Among the complete opera recordings Peerce made for RCA Victor were Verdi's Rigoletto in 1950 with Leonard Warren singing the title role, Erna Berger, and Nan Merriman, Bizet's Carmen in 1951 with Risë Stevens in the title role, Licia Albanese, and Robert Merrill, and also Donizetti's Lucia di Lammermoor in 1957 with Roberta Peters, Philip Maero, and Giorgio Tozzi and Ariadne auf Naxos, with Leonie Rysanek, Sena Jurinac, Roberta Peters, and Walter Berry, conducted also by Erich Leinsdorf. Several opera excerpt albums with Peerce were recorded by RCA Victor as well including Madama Butterfly with Licia Albanese, Samson et Dalila with Risë Stevens. Many broadcasts of live performances from the Metropolitan opera and other houses with Peerce have been released on LP and CD as well. Peerce later recorded several operas and oratorios for Vanguard Records, a good majority of them Handelian.

Peerce recorded another performance of Fidelio opposite Sena Jurinac and Beethoven's oratorio Christ on the Mount of Olives with Maria Stader, both for the Westminster label, released in 1961 and 1963, respectively; for Columbia Records he sang the title role in a 1963 recording of selections from Sigmund Romberg's The Student Prince, opposite Roberta Peters, and also featuring Giorgio Tozzi. Peerce's final religious, pop, and recital albums from the late 1960s through 1980 were released by Vanguard.

◆ **Recorded data**:
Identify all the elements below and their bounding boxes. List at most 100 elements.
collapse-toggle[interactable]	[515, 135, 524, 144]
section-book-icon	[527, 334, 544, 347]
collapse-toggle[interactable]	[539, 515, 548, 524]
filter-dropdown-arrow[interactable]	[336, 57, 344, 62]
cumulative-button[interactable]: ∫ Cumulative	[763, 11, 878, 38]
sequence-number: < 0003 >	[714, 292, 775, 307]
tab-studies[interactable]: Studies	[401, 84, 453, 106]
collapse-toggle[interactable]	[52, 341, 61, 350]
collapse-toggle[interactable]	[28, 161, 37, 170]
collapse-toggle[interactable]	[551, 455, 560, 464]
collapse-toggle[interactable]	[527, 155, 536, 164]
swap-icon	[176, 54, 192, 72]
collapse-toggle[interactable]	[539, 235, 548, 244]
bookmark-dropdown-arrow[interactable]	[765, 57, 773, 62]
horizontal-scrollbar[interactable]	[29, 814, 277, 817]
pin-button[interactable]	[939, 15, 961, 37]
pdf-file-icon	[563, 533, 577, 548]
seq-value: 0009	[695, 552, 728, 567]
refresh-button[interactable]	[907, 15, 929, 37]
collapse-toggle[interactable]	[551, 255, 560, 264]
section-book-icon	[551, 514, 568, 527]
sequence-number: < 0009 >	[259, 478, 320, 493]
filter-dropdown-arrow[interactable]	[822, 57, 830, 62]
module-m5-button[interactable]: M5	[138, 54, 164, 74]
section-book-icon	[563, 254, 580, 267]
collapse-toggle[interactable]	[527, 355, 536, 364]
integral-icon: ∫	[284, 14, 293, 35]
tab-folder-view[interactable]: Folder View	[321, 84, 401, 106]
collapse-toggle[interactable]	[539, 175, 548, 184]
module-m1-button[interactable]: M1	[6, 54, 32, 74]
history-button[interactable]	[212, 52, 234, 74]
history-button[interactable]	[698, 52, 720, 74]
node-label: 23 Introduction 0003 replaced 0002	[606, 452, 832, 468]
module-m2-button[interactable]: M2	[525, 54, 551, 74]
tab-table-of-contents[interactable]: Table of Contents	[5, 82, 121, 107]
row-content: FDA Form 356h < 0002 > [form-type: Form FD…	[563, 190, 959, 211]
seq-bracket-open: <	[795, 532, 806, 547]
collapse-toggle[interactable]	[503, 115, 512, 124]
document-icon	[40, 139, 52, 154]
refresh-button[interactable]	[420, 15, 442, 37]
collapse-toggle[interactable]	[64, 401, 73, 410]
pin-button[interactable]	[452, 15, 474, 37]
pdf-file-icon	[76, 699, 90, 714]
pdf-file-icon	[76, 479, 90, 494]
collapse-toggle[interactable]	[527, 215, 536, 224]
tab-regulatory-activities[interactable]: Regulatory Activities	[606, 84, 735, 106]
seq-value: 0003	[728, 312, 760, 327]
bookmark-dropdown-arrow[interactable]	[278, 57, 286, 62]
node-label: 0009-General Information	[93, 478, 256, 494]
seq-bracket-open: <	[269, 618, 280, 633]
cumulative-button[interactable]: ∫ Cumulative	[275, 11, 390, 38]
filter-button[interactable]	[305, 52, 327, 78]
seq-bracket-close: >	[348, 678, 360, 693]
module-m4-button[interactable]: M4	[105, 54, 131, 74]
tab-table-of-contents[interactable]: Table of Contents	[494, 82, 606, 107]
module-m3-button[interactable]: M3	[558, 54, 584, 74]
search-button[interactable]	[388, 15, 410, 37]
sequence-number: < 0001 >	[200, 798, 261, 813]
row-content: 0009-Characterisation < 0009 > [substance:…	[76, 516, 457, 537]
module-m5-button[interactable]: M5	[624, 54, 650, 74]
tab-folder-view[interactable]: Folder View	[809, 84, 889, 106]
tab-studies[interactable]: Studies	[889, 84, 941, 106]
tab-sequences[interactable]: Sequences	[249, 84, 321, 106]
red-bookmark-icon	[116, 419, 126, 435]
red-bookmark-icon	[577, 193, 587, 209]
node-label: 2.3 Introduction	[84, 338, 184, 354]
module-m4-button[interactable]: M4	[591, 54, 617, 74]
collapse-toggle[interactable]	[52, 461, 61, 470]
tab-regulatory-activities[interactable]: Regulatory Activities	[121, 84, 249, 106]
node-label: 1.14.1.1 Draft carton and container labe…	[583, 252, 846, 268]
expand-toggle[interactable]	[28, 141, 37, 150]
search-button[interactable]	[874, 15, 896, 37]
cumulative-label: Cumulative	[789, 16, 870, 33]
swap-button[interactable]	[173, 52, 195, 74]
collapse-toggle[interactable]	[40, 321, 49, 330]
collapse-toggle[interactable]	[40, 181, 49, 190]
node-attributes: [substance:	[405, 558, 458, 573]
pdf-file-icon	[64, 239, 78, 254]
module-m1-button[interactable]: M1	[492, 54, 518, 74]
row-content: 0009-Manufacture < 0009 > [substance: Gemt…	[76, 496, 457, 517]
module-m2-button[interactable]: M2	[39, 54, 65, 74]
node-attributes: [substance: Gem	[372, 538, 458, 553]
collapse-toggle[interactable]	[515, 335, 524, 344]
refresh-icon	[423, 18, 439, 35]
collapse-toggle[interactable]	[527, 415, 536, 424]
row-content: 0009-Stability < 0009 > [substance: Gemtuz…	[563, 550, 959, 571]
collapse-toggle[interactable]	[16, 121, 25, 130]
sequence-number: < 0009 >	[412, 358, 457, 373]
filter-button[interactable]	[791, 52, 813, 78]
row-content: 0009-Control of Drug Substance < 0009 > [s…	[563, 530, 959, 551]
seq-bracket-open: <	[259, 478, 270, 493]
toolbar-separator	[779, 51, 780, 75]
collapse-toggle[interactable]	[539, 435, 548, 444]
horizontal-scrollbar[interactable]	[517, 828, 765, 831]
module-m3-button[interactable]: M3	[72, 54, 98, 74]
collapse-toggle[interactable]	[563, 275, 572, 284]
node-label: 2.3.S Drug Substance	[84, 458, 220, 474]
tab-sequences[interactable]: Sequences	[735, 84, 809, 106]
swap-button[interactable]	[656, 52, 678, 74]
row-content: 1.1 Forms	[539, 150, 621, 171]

◆ **What is being asked**: Return the whole passage about Peerce's recordings word for word.

◆ **Solution to this problem**:
Among the complete opera recordings Peerce made for RCA Victor were Verdi's Rigoletto in 1950 with Leonard Warren singing the title role, Erna Berger, and Nan Merriman, Bizet's Carmen in 1951 with Risë Stevens in the title role, Licia Albanese, and Robert Merrill, and also Donizetti's Lucia di Lammermoor in 1957 with Roberta Peters, Philip Maero, and Giorgio Tozzi and Ariadne auf Naxos, with Leonie Rysanek, Sena Jurinac, Roberta Peters, and Walter Berry, conducted also by Erich Leinsdorf. Several opera excerpt albums with Peerce were recorded by RCA Victor as well including Madama Butterfly with Licia Albanese, Samson et Dalila with Risë Stevens. Many broadcasts of live performances from the Metropolitan opera and other houses with Peerce have been released on LP and CD as well. Peerce later recorded several operas and oratorios for Vanguard Records, a good majority of them Handelian.

Peerce recorded another performance of Fidelio opposite Sena Jurinac and Beethoven's oratorio Christ on the Mount of Olives with Maria Stader, both for the Westminster label, released in 1961 and 1963, respectively; for Columbia Records he sang the title role in a 1963 recording of selections from Sigmund Romberg's The Student Prince, opposite Roberta Peters, and also featuring Giorgio Tozzi. Peerce's final religious, pop, and recital albums from the late 1960s through 1980 were released by Vanguard.